- YOUR TASK: Wherever the word "HTOA" turns up in a line of the entries, copy that line.

========================

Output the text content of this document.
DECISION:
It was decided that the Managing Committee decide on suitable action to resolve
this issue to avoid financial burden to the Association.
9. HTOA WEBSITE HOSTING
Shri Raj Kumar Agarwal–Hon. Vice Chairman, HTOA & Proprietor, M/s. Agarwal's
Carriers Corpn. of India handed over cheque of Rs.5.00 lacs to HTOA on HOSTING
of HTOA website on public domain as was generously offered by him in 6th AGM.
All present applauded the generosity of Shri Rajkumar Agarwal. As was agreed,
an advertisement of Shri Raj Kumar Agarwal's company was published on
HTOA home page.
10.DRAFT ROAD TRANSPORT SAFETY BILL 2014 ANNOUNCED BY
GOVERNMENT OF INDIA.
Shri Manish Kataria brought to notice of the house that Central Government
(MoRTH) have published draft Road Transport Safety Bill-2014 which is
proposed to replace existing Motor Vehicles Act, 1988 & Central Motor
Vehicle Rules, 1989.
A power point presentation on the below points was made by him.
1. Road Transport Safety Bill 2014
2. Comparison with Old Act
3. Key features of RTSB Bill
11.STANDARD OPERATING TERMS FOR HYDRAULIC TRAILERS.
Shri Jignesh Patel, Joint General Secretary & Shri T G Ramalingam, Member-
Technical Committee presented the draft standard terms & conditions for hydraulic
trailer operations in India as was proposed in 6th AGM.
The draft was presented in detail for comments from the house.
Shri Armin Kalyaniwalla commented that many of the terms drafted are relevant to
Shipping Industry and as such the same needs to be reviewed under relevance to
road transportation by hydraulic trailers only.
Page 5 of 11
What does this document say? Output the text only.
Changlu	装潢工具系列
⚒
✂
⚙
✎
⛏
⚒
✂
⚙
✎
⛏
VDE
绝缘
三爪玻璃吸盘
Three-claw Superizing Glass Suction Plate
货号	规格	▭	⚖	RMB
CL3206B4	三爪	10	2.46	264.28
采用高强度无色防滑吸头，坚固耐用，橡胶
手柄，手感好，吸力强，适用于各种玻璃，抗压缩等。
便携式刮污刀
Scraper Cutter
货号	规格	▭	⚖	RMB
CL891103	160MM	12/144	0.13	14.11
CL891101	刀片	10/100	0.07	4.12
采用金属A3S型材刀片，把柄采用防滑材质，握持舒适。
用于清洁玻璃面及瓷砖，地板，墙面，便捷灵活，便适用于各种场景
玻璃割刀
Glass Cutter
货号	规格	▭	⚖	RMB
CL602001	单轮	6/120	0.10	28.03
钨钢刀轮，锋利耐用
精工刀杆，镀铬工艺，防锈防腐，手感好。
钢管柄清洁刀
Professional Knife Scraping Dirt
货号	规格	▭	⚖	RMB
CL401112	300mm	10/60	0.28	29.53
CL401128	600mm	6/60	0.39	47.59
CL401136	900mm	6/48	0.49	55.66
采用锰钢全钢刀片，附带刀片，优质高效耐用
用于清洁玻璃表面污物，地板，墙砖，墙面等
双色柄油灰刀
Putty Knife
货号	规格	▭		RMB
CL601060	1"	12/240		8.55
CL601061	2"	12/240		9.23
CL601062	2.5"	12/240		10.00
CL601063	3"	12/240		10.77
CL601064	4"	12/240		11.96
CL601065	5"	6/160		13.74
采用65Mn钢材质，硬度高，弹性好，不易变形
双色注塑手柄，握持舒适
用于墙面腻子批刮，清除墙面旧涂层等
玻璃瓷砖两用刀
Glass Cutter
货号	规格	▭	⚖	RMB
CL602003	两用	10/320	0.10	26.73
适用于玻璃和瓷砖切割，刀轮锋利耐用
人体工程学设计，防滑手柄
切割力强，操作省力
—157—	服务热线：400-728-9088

========================

- FULL RESPONSE:
9. HTOA WEBSITE HOSTING
Shri Raj Kumar Agarwal–Hon. Vice Chairman, HTOA & Proprietor, M/s. Agarwal's
Carriers Corpn. of India handed over cheque of Rs.5.00 lacs to HTOA on HOSTING
of HTOA website on public domain as was generously offered by him in 6th AGM.
HTOA home page.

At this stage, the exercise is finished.